[START Dataset excerpts]

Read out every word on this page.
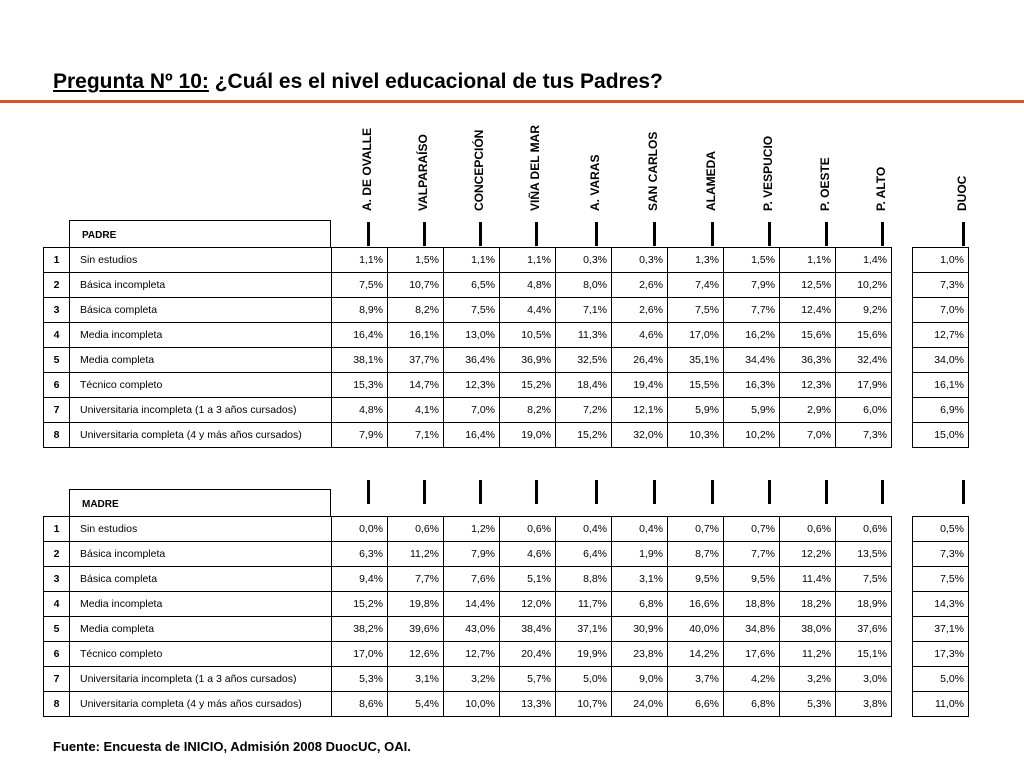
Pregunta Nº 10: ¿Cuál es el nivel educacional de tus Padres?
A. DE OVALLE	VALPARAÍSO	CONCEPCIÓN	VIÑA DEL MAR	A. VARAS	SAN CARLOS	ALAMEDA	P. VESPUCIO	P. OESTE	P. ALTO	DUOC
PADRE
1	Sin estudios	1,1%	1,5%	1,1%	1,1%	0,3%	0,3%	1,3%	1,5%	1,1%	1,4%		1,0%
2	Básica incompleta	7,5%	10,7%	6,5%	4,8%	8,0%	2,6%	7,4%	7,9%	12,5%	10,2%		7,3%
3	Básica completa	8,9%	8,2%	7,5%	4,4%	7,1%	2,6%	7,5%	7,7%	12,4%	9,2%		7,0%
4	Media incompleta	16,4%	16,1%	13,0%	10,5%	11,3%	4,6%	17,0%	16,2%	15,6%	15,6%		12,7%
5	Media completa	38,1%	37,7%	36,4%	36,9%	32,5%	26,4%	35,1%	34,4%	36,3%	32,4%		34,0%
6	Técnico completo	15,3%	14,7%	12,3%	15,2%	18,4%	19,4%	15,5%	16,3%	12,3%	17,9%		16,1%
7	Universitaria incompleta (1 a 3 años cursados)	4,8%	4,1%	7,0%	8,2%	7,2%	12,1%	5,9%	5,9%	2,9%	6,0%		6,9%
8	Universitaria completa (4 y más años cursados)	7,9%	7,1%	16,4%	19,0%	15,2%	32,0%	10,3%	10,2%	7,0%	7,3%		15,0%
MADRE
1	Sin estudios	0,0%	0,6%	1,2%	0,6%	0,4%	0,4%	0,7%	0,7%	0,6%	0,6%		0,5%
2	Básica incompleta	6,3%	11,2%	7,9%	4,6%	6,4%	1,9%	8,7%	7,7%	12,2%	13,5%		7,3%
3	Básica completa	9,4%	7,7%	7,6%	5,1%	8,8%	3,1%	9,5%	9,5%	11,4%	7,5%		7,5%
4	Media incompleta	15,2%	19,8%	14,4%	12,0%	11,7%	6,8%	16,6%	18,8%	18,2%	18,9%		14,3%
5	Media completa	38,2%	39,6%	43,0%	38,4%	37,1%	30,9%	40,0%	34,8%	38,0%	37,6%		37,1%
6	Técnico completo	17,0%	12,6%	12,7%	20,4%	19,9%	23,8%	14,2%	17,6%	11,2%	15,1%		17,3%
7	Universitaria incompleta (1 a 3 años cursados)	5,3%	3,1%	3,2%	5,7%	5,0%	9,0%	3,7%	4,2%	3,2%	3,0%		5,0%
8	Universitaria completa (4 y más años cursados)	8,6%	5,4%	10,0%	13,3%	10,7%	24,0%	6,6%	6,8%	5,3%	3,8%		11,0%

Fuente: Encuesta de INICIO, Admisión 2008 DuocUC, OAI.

[END Dataset excerpts]

Work required — Search the listing for the word "Técnico". Copy every line in which it occurs.

Correct result —
6	Técnico completo	15,3%	14,7%	12,3%	15,2%	18,4%	19,4%	15,5%	16,3%	12,3%	17,9%		16,1%
6	Técnico completo	17,0%	12,6%	12,7%	20,4%	19,9%	23,8%	14,2%	17,6%	11,2%	15,1%		17,3%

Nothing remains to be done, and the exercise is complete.